● **Problem description**
Return all lines where the word "colormap" can be found.
## start
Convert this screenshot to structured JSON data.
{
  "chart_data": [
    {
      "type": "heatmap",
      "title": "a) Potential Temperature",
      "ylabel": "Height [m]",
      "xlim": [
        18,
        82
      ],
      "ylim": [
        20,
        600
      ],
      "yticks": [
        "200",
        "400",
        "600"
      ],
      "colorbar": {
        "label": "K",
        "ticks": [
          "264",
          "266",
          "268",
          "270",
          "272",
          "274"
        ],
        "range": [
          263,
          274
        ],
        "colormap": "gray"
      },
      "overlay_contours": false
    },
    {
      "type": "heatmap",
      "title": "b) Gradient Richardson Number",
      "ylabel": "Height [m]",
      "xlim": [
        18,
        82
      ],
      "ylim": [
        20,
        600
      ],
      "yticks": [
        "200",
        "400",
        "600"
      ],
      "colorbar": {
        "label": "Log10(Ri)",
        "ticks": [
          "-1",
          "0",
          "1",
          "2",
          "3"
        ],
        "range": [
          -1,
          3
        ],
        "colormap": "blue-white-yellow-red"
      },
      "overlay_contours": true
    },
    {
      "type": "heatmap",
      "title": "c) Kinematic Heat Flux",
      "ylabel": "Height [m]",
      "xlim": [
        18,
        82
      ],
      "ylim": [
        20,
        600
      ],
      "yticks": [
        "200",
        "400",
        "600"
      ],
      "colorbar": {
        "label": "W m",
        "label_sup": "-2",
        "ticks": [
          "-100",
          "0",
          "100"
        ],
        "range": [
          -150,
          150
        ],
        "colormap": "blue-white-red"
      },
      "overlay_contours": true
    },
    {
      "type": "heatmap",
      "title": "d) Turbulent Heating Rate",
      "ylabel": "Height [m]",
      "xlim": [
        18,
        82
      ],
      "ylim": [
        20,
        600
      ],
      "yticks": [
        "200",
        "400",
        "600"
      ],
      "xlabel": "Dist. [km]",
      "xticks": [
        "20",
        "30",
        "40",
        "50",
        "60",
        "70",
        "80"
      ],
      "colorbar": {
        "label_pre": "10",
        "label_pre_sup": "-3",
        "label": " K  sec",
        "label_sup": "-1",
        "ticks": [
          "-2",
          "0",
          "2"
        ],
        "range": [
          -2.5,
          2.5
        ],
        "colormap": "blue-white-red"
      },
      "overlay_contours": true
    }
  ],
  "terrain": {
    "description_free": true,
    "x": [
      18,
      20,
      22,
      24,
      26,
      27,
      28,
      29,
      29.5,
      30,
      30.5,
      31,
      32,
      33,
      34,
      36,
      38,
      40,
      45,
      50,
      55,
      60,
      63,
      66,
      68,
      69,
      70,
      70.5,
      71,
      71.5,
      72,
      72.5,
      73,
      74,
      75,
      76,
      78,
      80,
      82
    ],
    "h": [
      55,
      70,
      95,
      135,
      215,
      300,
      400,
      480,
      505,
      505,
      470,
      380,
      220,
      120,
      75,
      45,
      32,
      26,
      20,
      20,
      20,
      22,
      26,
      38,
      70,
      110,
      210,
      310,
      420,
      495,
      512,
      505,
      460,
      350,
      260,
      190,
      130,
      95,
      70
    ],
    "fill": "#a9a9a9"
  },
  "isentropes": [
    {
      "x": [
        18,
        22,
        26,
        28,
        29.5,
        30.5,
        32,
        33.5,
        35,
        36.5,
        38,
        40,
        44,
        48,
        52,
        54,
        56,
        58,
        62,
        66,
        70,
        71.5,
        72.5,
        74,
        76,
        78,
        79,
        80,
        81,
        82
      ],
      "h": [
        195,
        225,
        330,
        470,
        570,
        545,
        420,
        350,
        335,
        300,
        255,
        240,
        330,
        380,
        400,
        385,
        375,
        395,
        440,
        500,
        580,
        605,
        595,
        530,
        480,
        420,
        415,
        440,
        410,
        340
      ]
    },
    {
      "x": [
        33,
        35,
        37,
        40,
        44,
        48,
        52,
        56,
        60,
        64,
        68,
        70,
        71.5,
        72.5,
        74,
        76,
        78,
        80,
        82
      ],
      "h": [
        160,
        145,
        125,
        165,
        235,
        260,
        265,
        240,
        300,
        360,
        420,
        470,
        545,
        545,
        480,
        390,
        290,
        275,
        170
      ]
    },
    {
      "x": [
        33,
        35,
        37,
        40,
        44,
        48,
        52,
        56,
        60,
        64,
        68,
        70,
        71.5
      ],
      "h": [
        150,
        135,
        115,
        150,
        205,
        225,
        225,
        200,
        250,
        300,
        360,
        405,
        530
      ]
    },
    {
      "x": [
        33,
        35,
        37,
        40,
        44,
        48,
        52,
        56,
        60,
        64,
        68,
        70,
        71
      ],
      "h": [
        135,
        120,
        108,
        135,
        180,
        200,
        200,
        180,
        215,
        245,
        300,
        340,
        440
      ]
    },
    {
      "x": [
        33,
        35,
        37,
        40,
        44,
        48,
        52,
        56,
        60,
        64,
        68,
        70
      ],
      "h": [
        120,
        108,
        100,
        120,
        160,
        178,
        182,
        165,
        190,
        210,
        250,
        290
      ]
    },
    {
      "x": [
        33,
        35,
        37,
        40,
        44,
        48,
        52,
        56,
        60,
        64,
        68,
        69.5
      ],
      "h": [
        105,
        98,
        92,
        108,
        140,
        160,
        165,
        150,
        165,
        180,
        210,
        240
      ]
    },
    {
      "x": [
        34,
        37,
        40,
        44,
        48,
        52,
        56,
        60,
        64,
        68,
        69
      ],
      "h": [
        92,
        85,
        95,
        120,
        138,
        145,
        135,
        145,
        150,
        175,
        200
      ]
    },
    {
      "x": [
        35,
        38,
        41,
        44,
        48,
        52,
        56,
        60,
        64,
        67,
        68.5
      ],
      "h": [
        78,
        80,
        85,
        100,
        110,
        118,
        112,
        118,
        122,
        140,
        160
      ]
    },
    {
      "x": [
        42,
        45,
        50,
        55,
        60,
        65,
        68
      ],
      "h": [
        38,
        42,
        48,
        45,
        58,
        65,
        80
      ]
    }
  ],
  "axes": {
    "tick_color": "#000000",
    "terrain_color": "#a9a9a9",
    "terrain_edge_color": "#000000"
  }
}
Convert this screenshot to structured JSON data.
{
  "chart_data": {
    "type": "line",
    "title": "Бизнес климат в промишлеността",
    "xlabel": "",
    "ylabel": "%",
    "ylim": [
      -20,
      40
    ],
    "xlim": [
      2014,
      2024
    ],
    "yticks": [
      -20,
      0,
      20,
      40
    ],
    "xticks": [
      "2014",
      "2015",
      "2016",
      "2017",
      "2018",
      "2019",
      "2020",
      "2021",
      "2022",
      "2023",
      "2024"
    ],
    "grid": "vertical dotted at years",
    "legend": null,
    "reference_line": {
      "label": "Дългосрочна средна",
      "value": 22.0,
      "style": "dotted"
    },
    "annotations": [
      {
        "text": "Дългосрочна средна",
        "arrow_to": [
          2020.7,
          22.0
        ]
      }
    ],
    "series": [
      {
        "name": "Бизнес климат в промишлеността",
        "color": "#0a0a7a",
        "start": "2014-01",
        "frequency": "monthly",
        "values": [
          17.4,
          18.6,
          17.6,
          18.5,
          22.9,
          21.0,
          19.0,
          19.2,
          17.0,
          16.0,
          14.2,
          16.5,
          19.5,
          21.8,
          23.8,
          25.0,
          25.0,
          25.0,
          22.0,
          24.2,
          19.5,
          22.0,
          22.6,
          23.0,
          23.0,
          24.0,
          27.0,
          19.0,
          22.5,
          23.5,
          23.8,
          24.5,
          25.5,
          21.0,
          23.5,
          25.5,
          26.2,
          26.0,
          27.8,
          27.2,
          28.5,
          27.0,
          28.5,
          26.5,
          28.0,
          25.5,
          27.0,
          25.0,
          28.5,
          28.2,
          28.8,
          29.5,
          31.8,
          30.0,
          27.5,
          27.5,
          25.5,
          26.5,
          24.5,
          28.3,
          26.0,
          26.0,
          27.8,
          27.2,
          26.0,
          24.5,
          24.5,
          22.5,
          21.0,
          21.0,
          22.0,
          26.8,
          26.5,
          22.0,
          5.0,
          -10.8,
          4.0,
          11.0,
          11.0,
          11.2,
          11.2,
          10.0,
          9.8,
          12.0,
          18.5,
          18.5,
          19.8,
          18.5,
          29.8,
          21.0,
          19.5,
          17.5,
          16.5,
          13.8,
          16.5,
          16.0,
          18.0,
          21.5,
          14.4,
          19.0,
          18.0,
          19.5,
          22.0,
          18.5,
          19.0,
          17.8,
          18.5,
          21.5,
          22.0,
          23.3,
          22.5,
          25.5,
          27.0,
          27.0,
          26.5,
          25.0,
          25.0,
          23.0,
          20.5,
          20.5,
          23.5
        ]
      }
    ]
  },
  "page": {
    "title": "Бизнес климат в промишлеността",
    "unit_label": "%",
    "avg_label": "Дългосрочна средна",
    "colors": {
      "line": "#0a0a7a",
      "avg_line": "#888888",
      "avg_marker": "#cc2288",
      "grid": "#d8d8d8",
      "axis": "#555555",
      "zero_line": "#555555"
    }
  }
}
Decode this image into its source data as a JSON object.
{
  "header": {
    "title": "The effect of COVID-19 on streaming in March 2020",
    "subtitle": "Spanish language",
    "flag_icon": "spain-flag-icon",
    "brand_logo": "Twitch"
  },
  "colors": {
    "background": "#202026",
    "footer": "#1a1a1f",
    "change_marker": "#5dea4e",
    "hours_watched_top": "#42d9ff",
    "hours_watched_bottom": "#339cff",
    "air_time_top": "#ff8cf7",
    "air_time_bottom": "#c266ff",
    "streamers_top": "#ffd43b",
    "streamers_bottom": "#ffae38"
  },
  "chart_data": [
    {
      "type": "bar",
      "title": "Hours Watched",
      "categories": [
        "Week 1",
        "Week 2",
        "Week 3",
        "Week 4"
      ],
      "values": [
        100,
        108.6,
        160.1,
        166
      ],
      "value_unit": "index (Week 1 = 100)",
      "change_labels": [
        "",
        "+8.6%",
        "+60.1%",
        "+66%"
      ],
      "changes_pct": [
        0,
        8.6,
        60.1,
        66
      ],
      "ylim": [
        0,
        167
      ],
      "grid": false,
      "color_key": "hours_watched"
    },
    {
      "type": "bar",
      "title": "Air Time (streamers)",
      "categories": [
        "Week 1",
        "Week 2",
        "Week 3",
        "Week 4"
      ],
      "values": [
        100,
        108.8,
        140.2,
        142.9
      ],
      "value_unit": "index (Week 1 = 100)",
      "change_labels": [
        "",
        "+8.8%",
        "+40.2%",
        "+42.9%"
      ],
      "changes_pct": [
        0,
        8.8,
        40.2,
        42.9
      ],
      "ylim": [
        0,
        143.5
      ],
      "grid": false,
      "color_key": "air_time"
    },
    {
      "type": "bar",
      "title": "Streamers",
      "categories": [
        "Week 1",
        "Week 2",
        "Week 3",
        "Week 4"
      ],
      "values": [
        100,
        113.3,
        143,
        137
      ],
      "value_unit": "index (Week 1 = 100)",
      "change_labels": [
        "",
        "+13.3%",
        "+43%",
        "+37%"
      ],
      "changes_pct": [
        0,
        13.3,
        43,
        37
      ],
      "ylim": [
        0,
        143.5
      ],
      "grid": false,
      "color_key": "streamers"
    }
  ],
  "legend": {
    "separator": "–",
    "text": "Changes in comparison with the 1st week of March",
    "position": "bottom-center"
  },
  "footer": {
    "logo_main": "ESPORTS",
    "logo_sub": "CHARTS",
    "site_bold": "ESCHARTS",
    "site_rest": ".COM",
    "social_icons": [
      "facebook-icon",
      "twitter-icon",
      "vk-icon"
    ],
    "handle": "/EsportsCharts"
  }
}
## end
● **Answer**
        "colormap": "gray"
        "colormap": "blue-white-yellow-red"
        "colormap": "blue-white-red"
        "colormap": "blue-white-red"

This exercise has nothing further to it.